Problem to work on:
Among the lines of these entries, how many hold the word "timeline"? State only the number.

[Begin]

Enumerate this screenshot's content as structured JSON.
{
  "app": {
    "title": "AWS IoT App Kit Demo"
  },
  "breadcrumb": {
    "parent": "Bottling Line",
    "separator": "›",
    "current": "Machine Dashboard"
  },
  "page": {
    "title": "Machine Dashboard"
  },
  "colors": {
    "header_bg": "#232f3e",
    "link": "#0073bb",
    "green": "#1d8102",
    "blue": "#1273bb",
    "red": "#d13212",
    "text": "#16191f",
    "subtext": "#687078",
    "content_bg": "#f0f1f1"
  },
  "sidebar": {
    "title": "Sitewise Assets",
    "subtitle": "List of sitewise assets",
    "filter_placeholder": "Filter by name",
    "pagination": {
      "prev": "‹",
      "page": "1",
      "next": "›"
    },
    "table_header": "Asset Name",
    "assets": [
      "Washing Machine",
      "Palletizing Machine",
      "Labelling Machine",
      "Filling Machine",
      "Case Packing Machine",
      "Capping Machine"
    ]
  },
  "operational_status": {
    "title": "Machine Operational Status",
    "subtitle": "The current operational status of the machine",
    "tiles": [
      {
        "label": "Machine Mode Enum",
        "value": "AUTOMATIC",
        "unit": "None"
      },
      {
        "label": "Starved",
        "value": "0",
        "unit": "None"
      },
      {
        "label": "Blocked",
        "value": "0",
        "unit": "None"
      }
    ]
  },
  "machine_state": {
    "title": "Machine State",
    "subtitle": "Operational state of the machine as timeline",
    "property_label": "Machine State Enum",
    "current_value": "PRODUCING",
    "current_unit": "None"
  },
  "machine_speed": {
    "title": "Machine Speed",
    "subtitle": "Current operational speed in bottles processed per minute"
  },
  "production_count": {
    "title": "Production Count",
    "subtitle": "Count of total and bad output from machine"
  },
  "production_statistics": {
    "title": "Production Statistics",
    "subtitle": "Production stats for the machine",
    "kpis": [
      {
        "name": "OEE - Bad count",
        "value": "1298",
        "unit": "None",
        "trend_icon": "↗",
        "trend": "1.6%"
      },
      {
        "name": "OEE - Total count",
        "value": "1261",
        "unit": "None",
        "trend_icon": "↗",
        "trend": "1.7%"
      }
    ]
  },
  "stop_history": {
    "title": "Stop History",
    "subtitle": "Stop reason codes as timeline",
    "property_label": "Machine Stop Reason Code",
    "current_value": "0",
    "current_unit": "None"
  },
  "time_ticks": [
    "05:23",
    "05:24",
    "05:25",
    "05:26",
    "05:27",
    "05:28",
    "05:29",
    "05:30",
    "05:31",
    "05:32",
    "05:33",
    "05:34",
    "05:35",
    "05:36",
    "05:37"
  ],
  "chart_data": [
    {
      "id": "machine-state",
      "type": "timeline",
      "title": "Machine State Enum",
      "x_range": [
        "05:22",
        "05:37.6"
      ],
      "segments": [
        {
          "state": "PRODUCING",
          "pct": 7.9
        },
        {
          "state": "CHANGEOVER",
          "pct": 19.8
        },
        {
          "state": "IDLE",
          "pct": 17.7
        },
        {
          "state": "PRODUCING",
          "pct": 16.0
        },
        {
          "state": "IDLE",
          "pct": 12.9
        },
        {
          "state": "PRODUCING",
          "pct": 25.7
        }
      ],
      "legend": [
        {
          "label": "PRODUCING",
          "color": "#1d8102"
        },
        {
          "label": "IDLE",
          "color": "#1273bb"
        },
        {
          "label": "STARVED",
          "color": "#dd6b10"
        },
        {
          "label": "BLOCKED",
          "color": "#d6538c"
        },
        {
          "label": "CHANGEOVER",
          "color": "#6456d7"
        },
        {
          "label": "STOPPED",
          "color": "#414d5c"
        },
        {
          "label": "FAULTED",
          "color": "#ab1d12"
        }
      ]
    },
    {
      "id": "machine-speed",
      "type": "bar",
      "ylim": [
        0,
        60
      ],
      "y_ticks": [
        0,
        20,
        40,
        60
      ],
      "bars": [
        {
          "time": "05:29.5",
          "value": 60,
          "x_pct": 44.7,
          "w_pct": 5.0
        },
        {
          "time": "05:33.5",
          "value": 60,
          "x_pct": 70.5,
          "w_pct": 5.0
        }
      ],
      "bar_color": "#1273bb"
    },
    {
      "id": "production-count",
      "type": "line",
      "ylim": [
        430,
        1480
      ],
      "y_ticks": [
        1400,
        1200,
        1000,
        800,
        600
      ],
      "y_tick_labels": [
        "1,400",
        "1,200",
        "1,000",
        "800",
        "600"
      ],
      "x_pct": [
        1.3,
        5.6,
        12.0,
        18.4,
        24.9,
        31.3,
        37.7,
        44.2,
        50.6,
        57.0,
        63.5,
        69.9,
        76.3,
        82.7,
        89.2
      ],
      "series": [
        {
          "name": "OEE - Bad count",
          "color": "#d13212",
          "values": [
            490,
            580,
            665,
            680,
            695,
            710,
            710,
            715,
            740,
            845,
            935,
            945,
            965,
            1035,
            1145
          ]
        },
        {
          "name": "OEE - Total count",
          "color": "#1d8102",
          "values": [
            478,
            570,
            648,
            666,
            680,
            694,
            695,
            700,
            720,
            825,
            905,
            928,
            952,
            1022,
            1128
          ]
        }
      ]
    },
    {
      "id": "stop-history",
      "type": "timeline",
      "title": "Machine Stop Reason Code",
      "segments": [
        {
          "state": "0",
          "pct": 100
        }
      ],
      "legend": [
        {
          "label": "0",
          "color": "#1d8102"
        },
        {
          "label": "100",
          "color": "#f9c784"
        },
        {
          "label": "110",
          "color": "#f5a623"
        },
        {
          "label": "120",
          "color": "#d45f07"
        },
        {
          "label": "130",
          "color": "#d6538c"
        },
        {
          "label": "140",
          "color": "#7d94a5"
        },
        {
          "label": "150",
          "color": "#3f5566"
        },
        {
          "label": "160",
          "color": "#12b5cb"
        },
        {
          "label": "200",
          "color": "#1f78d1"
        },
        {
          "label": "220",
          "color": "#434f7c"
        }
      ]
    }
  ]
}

[End]

Output:
4